**Instructions for the task**
Report the number of lines in these entries that contain "Khatwe". Write only the number.

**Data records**
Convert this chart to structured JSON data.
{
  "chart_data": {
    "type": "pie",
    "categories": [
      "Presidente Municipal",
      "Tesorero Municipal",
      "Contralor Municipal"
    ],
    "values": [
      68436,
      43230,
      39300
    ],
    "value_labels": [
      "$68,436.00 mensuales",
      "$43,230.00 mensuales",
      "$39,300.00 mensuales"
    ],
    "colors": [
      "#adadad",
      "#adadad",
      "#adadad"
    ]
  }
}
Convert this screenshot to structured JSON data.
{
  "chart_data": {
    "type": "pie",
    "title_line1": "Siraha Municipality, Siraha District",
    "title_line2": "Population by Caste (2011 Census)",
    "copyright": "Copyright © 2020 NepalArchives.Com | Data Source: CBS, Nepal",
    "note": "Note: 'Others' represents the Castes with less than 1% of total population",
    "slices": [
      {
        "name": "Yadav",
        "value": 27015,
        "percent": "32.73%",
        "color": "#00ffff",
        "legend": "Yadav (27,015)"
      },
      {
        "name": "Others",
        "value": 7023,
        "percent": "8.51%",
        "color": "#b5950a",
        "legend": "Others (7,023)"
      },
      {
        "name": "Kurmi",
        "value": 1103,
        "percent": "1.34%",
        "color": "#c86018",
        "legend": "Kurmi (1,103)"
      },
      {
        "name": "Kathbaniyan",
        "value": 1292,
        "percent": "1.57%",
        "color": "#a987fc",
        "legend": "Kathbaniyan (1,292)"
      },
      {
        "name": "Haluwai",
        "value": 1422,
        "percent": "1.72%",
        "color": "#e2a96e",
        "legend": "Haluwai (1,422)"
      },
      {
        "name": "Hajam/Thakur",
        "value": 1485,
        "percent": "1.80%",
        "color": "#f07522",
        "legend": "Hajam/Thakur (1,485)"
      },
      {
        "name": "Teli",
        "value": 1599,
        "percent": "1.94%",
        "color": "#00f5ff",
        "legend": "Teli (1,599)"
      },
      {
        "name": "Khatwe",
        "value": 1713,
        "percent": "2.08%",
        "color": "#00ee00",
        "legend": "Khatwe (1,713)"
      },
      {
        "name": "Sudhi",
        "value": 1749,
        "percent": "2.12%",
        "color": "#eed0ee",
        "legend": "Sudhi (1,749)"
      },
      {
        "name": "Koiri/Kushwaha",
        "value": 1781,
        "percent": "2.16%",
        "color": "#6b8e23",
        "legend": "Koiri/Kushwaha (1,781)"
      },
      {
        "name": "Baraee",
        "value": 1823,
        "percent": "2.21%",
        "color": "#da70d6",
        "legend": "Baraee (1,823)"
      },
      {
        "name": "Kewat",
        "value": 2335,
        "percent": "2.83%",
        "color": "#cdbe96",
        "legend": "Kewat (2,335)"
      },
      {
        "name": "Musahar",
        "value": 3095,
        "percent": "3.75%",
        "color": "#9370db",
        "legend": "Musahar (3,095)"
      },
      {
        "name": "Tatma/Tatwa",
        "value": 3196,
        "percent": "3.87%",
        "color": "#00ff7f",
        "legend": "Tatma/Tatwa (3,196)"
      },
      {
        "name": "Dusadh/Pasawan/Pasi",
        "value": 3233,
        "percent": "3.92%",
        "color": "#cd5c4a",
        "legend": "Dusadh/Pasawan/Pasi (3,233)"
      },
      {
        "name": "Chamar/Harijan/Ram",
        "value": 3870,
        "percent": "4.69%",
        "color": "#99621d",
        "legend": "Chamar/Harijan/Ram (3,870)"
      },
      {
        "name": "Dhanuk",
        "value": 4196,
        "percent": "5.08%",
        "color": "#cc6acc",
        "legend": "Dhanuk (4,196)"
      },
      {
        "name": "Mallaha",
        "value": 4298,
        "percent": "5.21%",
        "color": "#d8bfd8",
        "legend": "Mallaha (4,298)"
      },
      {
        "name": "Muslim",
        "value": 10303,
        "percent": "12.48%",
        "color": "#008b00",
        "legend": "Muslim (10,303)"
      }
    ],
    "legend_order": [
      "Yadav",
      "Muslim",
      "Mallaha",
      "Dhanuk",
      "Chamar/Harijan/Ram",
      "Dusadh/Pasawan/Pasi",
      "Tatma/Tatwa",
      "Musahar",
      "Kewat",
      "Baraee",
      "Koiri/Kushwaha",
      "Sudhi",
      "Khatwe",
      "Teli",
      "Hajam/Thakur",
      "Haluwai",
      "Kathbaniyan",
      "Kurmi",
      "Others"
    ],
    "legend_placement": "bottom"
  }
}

**Completed task**
3